Figure record extracts

◆ ◆ ◆

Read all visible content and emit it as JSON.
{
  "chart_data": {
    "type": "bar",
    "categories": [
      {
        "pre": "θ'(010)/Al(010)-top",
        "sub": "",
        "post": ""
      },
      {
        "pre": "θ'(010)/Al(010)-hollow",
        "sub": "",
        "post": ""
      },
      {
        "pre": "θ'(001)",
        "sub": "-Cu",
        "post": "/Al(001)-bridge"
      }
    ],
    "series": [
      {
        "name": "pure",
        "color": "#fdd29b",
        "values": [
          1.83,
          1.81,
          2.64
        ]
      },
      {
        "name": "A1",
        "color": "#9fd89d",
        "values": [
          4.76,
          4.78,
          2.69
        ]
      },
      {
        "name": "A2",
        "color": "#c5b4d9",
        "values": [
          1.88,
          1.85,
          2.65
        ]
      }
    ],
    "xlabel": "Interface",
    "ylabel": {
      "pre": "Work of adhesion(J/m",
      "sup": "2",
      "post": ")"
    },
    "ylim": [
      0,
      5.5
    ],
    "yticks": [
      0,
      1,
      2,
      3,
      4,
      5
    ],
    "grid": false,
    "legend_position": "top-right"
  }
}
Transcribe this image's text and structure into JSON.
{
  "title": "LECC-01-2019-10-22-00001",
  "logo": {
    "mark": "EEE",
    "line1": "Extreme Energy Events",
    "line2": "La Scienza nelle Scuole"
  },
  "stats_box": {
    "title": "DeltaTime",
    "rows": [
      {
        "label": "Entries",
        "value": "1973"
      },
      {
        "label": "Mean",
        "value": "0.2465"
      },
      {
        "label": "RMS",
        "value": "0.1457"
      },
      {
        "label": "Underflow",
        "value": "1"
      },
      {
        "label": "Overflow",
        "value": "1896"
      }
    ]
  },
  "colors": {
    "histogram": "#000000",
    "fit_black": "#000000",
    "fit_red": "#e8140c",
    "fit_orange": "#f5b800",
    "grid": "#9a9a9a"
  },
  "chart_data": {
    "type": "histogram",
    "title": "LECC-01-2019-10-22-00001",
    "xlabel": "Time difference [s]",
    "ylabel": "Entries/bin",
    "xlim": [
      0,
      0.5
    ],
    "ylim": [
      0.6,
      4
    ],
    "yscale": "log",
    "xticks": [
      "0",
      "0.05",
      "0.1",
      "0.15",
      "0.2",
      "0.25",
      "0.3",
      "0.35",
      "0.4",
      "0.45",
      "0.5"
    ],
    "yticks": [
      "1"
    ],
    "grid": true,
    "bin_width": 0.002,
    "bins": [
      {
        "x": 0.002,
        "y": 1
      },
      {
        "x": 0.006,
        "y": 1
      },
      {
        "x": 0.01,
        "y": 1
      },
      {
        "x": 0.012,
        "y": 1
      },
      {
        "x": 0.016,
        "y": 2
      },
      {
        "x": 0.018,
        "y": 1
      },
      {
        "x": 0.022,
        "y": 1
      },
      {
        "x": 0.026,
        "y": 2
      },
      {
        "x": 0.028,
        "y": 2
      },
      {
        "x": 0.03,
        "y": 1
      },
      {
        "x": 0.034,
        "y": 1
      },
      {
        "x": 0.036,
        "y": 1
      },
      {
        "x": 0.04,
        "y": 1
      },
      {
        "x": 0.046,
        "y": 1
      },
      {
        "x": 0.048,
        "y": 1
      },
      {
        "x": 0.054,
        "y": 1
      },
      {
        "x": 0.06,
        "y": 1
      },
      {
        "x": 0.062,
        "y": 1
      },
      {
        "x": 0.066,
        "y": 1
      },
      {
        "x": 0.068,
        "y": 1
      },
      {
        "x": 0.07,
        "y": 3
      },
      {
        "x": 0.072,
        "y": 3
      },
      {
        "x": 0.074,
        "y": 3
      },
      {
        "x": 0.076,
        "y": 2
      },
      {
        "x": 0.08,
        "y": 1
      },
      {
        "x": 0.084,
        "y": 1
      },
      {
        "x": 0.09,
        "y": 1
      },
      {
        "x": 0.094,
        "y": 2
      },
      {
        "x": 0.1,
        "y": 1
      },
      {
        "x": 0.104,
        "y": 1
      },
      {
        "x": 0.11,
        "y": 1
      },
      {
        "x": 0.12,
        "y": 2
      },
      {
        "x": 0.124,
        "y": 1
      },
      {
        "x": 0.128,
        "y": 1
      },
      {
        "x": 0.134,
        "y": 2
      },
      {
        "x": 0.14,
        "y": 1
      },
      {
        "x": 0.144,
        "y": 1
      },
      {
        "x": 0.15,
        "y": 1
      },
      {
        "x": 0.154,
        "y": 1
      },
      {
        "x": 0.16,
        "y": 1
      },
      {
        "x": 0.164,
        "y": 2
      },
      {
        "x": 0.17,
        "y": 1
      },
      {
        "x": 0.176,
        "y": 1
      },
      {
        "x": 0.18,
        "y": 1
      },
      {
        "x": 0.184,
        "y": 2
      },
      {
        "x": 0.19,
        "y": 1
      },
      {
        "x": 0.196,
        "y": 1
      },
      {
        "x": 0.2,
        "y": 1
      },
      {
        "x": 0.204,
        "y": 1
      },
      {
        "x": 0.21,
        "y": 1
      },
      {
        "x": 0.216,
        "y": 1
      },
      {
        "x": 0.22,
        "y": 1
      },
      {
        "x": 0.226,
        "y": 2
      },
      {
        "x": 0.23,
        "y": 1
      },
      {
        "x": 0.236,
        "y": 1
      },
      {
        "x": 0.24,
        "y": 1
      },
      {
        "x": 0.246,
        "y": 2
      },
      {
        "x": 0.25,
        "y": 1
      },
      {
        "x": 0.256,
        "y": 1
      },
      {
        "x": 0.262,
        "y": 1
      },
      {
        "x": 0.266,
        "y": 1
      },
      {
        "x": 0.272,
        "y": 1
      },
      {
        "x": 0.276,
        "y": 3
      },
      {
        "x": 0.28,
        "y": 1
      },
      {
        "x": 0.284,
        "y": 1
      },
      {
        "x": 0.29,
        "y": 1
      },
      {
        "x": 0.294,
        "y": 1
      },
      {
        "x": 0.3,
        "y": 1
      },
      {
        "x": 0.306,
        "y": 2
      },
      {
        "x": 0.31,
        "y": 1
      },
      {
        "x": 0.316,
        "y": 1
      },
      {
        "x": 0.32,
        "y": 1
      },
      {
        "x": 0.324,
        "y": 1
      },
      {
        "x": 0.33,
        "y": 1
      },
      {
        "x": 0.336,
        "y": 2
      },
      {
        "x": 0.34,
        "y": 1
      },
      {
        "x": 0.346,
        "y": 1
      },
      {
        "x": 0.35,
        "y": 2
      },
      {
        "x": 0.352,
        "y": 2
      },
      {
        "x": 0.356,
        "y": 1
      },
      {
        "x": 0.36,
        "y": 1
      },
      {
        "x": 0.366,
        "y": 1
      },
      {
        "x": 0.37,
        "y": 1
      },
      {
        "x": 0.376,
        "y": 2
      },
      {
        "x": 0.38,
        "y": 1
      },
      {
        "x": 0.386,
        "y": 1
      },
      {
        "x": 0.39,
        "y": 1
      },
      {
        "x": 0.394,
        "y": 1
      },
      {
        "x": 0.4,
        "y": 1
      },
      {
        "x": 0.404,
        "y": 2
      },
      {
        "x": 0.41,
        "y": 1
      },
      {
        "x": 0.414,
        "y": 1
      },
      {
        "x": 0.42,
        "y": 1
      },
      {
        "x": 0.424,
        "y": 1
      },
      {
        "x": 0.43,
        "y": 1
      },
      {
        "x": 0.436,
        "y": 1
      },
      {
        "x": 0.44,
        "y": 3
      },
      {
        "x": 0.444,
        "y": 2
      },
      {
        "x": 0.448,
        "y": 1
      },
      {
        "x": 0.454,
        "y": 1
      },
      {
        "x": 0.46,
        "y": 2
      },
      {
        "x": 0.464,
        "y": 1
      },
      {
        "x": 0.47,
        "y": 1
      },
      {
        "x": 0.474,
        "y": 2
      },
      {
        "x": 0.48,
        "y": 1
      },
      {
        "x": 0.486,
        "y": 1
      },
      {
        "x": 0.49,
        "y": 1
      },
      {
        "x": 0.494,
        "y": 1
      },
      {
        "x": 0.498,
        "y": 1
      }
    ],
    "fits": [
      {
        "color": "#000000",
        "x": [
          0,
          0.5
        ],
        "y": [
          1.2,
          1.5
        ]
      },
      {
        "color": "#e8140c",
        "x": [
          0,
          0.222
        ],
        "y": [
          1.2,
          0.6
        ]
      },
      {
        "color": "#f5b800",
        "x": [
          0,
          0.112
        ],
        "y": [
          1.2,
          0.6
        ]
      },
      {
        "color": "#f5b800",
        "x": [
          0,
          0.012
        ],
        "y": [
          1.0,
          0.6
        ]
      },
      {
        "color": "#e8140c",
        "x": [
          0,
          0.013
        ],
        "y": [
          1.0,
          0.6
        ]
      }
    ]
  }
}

◆ ◆ ◆

--- Your task ---
Of the lines in the listing, how many hold the word "xlabel"? Nothing but the number is needed.

--- Task answer ---
2